CONSIGNE 1: Dans le discours sur la science et l'éthique, en combien d'espèces Aristote répartit-il la science dans sa Métaphysique ?
CONSIGNE 2: Prolongez le discours sur la science et l'éthique à la suite de sa dernière phrase.

TEXTE PRÉSENTÉ:
*****

Déclaration de M. Xavier Darcos, ministre de l'éducation nationale, sur les rapports entre la science et la culture contemporaine et la gestion éthique des progrès scientifiques et techniques, Paris le 12 avril 2008.

Prononcé le

Intervenant(s) : 

Circonstance : Colloque annuel de la grande Loge de France à Paris le 12 avril 2008

Texte intégral


Mesdames, Messieurs,
Faut-il avoir peur de la science ?
Cette question qui m'a été proposée pour servir d'introduction aux débats de cet après-midi, consacrés aux relations de la science et de l'éthique, pose une double série de problèmes.
Tout d'abord, elle nous invite à réfléchir à la place que la science occupe dans notre culture contemporaine. Pour la traiter, il est utile de replacer cette question dans une perspective historique et de relever quelques moments clefs de cette histoire. En même temps, cette question nous conduira à réfléchir aux relations qui existent entre la logique de la découverte scientifique, pour reprendre le titre d'un ouvrage de Karl Popper, et le développement de la conscience éthique.
C'est aux Grecs que nous devons la première réflexion organisée sur la nature et les limites de la connaissance humaine, réflexion qui a pris alors et conservé jusqu'à nos jours le nom de philosophie. Aristote, dans sa Métaphysique, propose une répartition de la science en trois espèces :
- les sciences théoriques, qui ont pour objet la contemplation des réalités nécessaires et éternelles. Elles comprennent la théologie, la mathématique et la physique ;
- les sciences pratiques, qui s'appliquent aux choses contingentes et changeantes. Elles correspondent au domaine des actions qu'on accomplit en tant que citoyen et individu libre, c'est-à-dire essentiellement à la politique et à l'éthique ;
- enfin, les sciences « poïétiques » qui correspondent aux règles de fabrication et à la production d'objets artistiques et techniques.

*****

ENTRÉES:
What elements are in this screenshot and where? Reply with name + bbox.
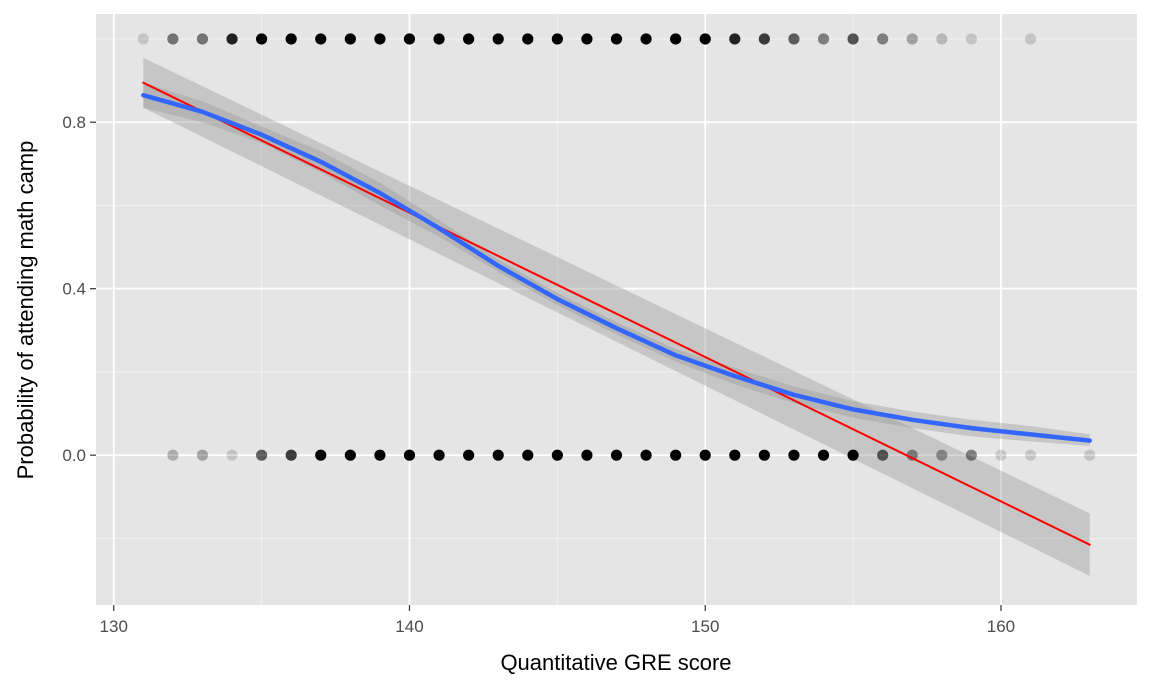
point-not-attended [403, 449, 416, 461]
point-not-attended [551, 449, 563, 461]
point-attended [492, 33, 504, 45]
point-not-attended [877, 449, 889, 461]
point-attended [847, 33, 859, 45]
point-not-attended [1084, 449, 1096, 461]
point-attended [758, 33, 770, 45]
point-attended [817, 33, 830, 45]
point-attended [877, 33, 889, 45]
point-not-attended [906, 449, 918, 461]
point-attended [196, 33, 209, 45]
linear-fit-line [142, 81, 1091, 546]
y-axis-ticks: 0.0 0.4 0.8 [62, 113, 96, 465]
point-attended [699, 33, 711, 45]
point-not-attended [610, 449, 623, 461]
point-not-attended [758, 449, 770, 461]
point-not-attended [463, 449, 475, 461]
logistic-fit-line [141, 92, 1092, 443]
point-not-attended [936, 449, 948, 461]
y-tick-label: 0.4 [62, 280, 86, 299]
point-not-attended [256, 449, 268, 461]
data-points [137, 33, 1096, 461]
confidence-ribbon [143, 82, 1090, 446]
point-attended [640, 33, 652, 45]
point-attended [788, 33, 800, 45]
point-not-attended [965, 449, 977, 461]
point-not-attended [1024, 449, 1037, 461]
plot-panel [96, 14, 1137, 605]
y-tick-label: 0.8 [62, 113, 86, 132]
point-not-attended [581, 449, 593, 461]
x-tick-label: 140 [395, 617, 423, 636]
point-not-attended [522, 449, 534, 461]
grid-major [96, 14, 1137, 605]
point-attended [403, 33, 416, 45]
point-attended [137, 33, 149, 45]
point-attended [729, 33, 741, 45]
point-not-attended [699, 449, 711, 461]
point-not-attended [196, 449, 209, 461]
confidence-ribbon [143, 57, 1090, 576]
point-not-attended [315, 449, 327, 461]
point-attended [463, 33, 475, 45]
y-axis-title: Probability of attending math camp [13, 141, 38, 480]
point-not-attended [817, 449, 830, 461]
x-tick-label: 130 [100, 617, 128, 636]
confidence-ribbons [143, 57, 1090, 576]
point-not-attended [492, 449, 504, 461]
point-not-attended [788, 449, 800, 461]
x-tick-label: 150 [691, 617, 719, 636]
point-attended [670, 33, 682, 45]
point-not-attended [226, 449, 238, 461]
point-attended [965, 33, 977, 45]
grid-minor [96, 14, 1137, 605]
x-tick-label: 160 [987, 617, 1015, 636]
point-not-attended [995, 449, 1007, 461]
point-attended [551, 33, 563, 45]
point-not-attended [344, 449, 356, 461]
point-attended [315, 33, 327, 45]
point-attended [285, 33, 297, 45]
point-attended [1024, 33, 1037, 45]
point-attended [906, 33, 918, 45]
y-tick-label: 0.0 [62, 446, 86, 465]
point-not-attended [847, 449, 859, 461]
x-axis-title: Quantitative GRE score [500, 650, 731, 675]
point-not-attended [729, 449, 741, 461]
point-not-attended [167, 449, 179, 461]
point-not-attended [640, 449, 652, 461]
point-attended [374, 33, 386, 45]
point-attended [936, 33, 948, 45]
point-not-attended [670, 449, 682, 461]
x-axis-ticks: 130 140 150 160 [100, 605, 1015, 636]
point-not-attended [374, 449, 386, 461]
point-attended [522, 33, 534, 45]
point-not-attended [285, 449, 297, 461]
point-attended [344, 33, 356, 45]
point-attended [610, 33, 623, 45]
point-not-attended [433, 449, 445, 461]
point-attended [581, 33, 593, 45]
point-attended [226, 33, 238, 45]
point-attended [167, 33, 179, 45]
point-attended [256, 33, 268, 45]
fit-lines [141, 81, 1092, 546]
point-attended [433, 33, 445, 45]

*****

RÉPONSE 1: En trois espèces : les sciences théoriques, les sciences pratiques et les sciences « poïétiques ».

RÉPONSE 2:
Cette classification aristotélicienne qui subira naturellement des évolutions et des précisions, restera cependant dominante à peu près jusqu'au 17ème siècle et à l'essor de la science sous sa forme moderne. Sans pour autant prétendre, dans les limites de cet exposé, en extraire toute la substantifique moelle, j'en soulignerai quelques traits essentiels :
Tout d'abord, on notera que la science, au sens aristotélicien du terme, a une extension beaucoup plus grande que dans notre conception actuelle puisqu'elle s'étend depuis les hauteurs de la théologie jusqu'à la technique artistique ou artisanale et qu'elle comprend aussi bien la contemplation théorique désintéressée de Dieu ou des astres, que la délibération morale et l'application des règles techniques ou artistiques.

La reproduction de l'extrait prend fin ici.